Stored data ::
-=-=-

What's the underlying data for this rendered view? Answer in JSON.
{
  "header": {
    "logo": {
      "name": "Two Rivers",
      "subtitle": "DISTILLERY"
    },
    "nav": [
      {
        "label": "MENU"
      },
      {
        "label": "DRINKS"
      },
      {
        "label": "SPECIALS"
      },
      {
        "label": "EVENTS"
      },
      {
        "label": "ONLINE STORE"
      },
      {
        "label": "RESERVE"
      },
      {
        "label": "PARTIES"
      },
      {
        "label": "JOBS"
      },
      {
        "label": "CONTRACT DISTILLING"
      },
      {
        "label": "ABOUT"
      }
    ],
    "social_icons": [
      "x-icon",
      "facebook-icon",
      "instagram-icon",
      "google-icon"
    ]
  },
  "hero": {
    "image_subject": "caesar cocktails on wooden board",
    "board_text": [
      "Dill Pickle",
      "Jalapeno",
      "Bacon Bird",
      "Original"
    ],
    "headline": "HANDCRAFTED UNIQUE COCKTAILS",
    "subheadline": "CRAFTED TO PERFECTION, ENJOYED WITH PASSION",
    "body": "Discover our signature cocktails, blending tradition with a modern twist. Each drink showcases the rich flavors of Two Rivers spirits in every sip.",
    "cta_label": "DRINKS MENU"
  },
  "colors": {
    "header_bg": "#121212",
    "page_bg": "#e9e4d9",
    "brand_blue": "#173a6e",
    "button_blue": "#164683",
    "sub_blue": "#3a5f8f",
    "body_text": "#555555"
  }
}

-=-=-

WHAT THIS TASK INVOLVES ::
Retype the listing. Match it exactly.

PROBLEM SOLUTION ::
What's the underlying data for this rendered view? Answer in JSON.
{
  "header": {
    "logo": {
      "name": "Two Rivers",
      "subtitle": "DISTILLERY"
    },
    "nav": [
      {
        "label": "MENU"
      },
      {
        "label": "DRINKS"
      },
      {
        "label": "SPECIALS"
      },
      {
        "label": "EVENTS"
      },
      {
        "label": "ONLINE STORE"
      },
      {
        "label": "RESERVE"
      },
      {
        "label": "PARTIES"
      },
      {
        "label": "JOBS"
      },
      {
        "label": "CONTRACT DISTILLING"
      },
      {
        "label": "ABOUT"
      }
    ],
    "social_icons": [
      "x-icon",
      "facebook-icon",
      "instagram-icon",
      "google-icon"
    ]
  },
  "hero": {
    "image_subject": "caesar cocktails on wooden board",
    "board_text": [
      "Dill Pickle",
      "Jalapeno",
      "Bacon Bird",
      "Original"
    ],
    "headline": "HANDCRAFTED UNIQUE COCKTAILS",
    "subheadline": "CRAFTED TO PERFECTION, ENJOYED WITH PASSION",
    "body": "Discover our signature cocktails, blending tradition with a modern twist. Each drink showcases the rich flavors of Two Rivers spirits in every sip.",
    "cta_label": "DRINKS MENU"
  },
  "colors": {
    "header_bg": "#121212",
    "page_bg": "#e9e4d9",
    "brand_blue": "#173a6e",
    "button_blue": "#164683",
    "sub_blue": "#3a5f8f",
    "body_text": "#555555"
  }
}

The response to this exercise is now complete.